-- RECORDS SHOWN follows --

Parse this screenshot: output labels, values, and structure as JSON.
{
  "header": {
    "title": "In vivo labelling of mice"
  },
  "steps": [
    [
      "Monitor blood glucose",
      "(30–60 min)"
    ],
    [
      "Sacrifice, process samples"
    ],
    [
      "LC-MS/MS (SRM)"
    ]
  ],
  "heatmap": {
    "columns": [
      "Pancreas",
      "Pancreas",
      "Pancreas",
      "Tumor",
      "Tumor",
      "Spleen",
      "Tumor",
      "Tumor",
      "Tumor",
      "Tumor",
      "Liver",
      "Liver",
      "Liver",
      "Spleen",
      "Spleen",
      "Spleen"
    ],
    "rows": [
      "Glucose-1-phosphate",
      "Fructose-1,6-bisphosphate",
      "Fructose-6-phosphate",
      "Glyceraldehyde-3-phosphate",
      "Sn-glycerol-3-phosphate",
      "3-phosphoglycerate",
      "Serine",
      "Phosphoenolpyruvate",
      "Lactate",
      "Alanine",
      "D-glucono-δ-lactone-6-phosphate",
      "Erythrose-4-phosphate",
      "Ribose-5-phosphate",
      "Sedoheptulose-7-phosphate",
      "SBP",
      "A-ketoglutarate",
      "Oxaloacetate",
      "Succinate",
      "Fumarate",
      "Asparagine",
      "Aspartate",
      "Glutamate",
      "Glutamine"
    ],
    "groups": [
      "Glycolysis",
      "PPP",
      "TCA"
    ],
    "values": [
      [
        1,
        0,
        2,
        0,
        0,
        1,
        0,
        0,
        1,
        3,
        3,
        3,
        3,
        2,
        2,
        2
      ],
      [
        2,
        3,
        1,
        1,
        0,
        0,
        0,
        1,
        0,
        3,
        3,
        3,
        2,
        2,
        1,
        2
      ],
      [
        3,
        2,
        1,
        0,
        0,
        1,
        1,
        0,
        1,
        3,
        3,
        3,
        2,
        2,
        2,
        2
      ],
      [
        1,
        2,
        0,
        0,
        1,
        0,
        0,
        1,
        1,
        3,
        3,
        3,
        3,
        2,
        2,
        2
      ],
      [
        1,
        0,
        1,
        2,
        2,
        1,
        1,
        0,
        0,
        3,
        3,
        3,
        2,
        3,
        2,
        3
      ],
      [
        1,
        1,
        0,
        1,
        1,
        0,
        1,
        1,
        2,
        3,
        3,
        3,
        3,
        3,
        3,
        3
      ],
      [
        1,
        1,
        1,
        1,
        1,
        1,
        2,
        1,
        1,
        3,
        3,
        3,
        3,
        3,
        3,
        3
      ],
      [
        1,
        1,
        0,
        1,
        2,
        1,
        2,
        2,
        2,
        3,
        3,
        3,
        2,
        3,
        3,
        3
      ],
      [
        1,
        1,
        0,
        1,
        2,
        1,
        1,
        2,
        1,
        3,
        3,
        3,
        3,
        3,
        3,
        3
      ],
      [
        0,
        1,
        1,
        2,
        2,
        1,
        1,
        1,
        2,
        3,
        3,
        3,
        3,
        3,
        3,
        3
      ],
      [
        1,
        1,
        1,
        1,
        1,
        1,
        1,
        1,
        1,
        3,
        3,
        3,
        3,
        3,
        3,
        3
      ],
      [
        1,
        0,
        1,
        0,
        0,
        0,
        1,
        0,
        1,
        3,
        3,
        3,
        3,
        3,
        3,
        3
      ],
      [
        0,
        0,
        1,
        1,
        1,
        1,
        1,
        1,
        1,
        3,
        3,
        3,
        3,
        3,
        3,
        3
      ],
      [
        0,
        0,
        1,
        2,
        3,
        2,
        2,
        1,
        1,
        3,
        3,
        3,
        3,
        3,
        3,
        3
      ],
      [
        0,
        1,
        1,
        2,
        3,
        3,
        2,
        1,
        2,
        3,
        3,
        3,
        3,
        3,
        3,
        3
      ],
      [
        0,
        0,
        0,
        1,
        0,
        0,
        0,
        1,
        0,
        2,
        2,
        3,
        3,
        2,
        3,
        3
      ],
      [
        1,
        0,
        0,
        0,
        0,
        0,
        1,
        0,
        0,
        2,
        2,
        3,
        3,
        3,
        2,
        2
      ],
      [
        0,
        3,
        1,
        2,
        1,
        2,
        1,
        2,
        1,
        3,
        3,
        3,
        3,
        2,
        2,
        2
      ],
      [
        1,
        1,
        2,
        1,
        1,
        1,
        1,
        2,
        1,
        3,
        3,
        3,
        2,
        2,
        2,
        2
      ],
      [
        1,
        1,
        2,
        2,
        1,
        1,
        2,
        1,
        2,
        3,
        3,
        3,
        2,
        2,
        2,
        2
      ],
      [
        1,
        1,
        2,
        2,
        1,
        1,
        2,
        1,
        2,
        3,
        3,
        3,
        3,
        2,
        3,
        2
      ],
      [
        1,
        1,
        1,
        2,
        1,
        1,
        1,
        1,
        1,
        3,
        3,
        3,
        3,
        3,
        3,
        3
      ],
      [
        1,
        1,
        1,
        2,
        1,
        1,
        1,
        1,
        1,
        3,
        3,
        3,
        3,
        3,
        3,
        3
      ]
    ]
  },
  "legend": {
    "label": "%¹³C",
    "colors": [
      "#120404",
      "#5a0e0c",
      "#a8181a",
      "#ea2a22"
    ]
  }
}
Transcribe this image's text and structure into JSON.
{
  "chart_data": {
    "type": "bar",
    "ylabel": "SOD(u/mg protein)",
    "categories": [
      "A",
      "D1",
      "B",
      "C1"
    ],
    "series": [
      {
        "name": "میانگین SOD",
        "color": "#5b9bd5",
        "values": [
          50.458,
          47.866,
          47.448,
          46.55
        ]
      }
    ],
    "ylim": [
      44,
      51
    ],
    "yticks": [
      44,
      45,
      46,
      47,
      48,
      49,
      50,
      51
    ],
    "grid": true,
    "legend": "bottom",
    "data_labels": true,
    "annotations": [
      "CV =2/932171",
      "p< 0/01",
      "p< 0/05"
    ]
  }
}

-- RECORDS SHOWN concluded --

• **WORK ITEM**
Restating all of the data exactly is the whole task.

• **ANSWER FOR THE TASK**
Parse this screenshot: output labels, values, and structure as JSON.
{
  "header": {
    "title": "In vivo labelling of mice"
  },
  "steps": [
    [
      "Monitor blood glucose",
      "(30–60 min)"
    ],
    [
      "Sacrifice, process samples"
    ],
    [
      "LC-MS/MS (SRM)"
    ]
  ],
  "heatmap": {
    "columns": [
      "Pancreas",
      "Pancreas",
      "Pancreas",
      "Tumor",
      "Tumor",
      "Spleen",
      "Tumor",
      "Tumor",
      "Tumor",
      "Tumor",
      "Liver",
      "Liver",
      "Liver",
      "Spleen",
      "Spleen",
      "Spleen"
    ],
    "rows": [
      "Glucose-1-phosphate",
      "Fructose-1,6-bisphosphate",
      "Fructose-6-phosphate",
      "Glyceraldehyde-3-phosphate",
      "Sn-glycerol-3-phosphate",
      "3-phosphoglycerate",
      "Serine",
      "Phosphoenolpyruvate",
      "Lactate",
      "Alanine",
      "D-glucono-δ-lactone-6-phosphate",
      "Erythrose-4-phosphate",
      "Ribose-5-phosphate",
      "Sedoheptulose-7-phosphate",
      "SBP",
      "A-ketoglutarate",
      "Oxaloacetate",
      "Succinate",
      "Fumarate",
      "Asparagine",
      "Aspartate",
      "Glutamate",
      "Glutamine"
    ],
    "groups": [
      "Glycolysis",
      "PPP",
      "TCA"
    ],
    "values": [
      [
        1,
        0,
        2,
        0,
        0,
        1,
        0,
        0,
        1,
        3,
        3,
        3,
        3,
        2,
        2,
        2
      ],
      [
        2,
        3,
        1,
        1,
        0,
        0,
        0,
        1,
        0,
        3,
        3,
        3,
        2,
        2,
        1,
        2
      ],
      [
        3,
        2,
        1,
        0,
        0,
        1,
        1,
        0,
        1,
        3,
        3,
        3,
        2,
        2,
        2,
        2
      ],
      [
        1,
        2,
        0,
        0,
        1,
        0,
        0,
        1,
        1,
        3,
        3,
        3,
        3,
        2,
        2,
        2
      ],
      [
        1,
        0,
        1,
        2,
        2,
        1,
        1,
        0,
        0,
        3,
        3,
        3,
        2,
        3,
        2,
        3
      ],
      [
        1,
        1,
        0,
        1,
        1,
        0,
        1,
        1,
        2,
        3,
        3,
        3,
        3,
        3,
        3,
        3
      ],
      [
        1,
        1,
        1,
        1,
        1,
        1,
        2,
        1,
        1,
        3,
        3,
        3,
        3,
        3,
        3,
        3
      ],
      [
        1,
        1,
        0,
        1,
        2,
        1,
        2,
        2,
        2,
        3,
        3,
        3,
        2,
        3,
        3,
        3
      ],
      [
        1,
        1,
        0,
        1,
        2,
        1,
        1,
        2,
        1,
        3,
        3,
        3,
        3,
        3,
        3,
        3
      ],
      [
        0,
        1,
        1,
        2,
        2,
        1,
        1,
        1,
        2,
        3,
        3,
        3,
        3,
        3,
        3,
        3
      ],
      [
        1,
        1,
        1,
        1,
        1,
        1,
        1,
        1,
        1,
        3,
        3,
        3,
        3,
        3,
        3,
        3
      ],
      [
        1,
        0,
        1,
        0,
        0,
        0,
        1,
        0,
        1,
        3,
        3,
        3,
        3,
        3,
        3,
        3
      ],
      [
        0,
        0,
        1,
        1,
        1,
        1,
        1,
        1,
        1,
        3,
        3,
        3,
        3,
        3,
        3,
        3
      ],
      [
        0,
        0,
        1,
        2,
        3,
        2,
        2,
        1,
        1,
        3,
        3,
        3,
        3,
        3,
        3,
        3
      ],
      [
        0,
        1,
        1,
        2,
        3,
        3,
        2,
        1,
        2,
        3,
        3,
        3,
        3,
        3,
        3,
        3
      ],
      [
        0,
        0,
        0,
        1,
        0,
        0,
        0,
        1,
        0,
        2,
        2,
        3,
        3,
        2,
        3,
        3
      ],
      [
        1,
        0,
        0,
        0,
        0,
        0,
        1,
        0,
        0,
        2,
        2,
        3,
        3,
        3,
        2,
        2
      ],
      [
        0,
        3,
        1,
        2,
        1,
        2,
        1,
        2,
        1,
        3,
        3,
        3,
        3,
        2,
        2,
        2
      ],
      [
        1,
        1,
        2,
        1,
        1,
        1,
        1,
        2,
        1,
        3,
        3,
        3,
        2,
        2,
        2,
        2
      ],
      [
        1,
        1,
        2,
        2,
        1,
        1,
        2,
        1,
        2,
        3,
        3,
        3,
        2,
        2,
        2,
        2
      ],
      [
        1,
        1,
        2,
        2,
        1,
        1,
        2,
        1,
        2,
        3,
        3,
        3,
        3,
        2,
        3,
        2
      ],
      [
        1,
        1,
        1,
        2,
        1,
        1,
        1,
        1,
        1,
        3,
        3,
        3,
        3,
        3,
        3,
        3
      ],
      [
        1,
        1,
        1,
        2,
        1,
        1,
        1,
        1,
        1,
        3,
        3,
        3,
        3,
        3,
        3,
        3
      ]
    ]
  },
  "legend": {
    "label": "%¹³C",
    "colors": [
      "#120404",
      "#5a0e0c",
      "#a8181a",
      "#ea2a22"
    ]
  }
}
Transcribe this image's text and structure into JSON.
{
  "chart_data": {
    "type": "bar",
    "ylabel": "SOD(u/mg protein)",
    "categories": [
      "A",
      "D1",
      "B",
      "C1"
    ],
    "series": [
      {
        "name": "میانگین SOD",
        "color": "#5b9bd5",
        "values": [
          50.458,
          47.866,
          47.448,
          46.55
        ]
      }
    ],
    "ylim": [
      44,
      51
    ],
    "yticks": [
      44,
      45,
      46,
      47,
      48,
      49,
      50,
      51
    ],
    "grid": true,
    "legend": "bottom",
    "data_labels": true,
    "annotations": [
      "CV =2/932171",
      "p< 0/01",
      "p< 0/05"
    ]
  }
}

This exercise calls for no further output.